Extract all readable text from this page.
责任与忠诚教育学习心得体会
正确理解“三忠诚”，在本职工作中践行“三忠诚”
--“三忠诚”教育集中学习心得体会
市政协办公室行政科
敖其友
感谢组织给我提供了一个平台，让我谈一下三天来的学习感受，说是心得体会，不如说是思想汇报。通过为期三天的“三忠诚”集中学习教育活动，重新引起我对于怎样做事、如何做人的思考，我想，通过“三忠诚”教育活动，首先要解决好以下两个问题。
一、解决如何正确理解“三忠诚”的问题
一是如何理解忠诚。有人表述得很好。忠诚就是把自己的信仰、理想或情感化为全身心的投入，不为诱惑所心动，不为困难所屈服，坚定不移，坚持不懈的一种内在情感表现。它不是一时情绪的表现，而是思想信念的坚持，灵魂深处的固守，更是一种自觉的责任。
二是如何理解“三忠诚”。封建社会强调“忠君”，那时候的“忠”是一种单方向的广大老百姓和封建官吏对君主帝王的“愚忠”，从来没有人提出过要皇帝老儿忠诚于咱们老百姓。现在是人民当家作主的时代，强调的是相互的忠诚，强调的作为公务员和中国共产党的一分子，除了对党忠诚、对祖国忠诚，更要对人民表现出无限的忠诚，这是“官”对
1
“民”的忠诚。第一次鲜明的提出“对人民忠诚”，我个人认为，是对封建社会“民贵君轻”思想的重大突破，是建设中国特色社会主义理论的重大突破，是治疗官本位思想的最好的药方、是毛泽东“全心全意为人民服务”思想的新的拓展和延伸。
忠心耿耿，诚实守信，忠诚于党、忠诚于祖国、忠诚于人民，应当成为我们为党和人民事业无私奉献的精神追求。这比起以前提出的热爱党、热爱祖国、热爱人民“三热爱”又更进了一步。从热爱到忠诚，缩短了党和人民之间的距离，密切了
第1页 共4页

> _What needs to be done_:
Output all of the data again, exactly.

> _Completed task_:
Extract all readable text from this page.
责任与忠诚教育学习心得体会
正确理解“三忠诚”，在本职工作中践行“三忠诚”
--“三忠诚”教育集中学习心得体会
市政协办公室行政科
敖其友
感谢组织给我提供了一个平台，让我谈一下三天来的学习感受，说是心得体会，不如说是思想汇报。通过为期三天的“三忠诚”集中学习教育活动，重新引起我对于怎样做事、如何做人的思考，我想，通过“三忠诚”教育活动，首先要解决好以下两个问题。
一、解决如何正确理解“三忠诚”的问题
一是如何理解忠诚。有人表述得很好。忠诚就是把自己的信仰、理想或情感化为全身心的投入，不为诱惑所心动，不为困难所屈服，坚定不移，坚持不懈的一种内在情感表现。它不是一时情绪的表现，而是思想信念的坚持，灵魂深处的固守，更是一种自觉的责任。
二是如何理解“三忠诚”。封建社会强调“忠君”，那时候的“忠”是一种单方向的广大老百姓和封建官吏对君主帝王的“愚忠”，从来没有人提出过要皇帝老儿忠诚于咱们老百姓。现在是人民当家作主的时代，强调的是相互的忠诚，强调的作为公务员和中国共产党的一分子，除了对党忠诚、对祖国忠诚，更要对人民表现出无限的忠诚，这是“官”对
1
“民”的忠诚。第一次鲜明的提出“对人民忠诚”，我个人认为，是对封建社会“民贵君轻”思想的重大突破，是建设中国特色社会主义理论的重大突破，是治疗官本位思想的最好的药方、是毛泽东“全心全意为人民服务”思想的新的拓展和延伸。
忠心耿耿，诚实守信，忠诚于党、忠诚于祖国、忠诚于人民，应当成为我们为党和人民事业无私奉献的精神追求。这比起以前提出的热爱党、热爱祖国、热爱人民“三热爱”又更进了一步。从热爱到忠诚，缩短了党和人民之间的距离，密切了
第1页 共4页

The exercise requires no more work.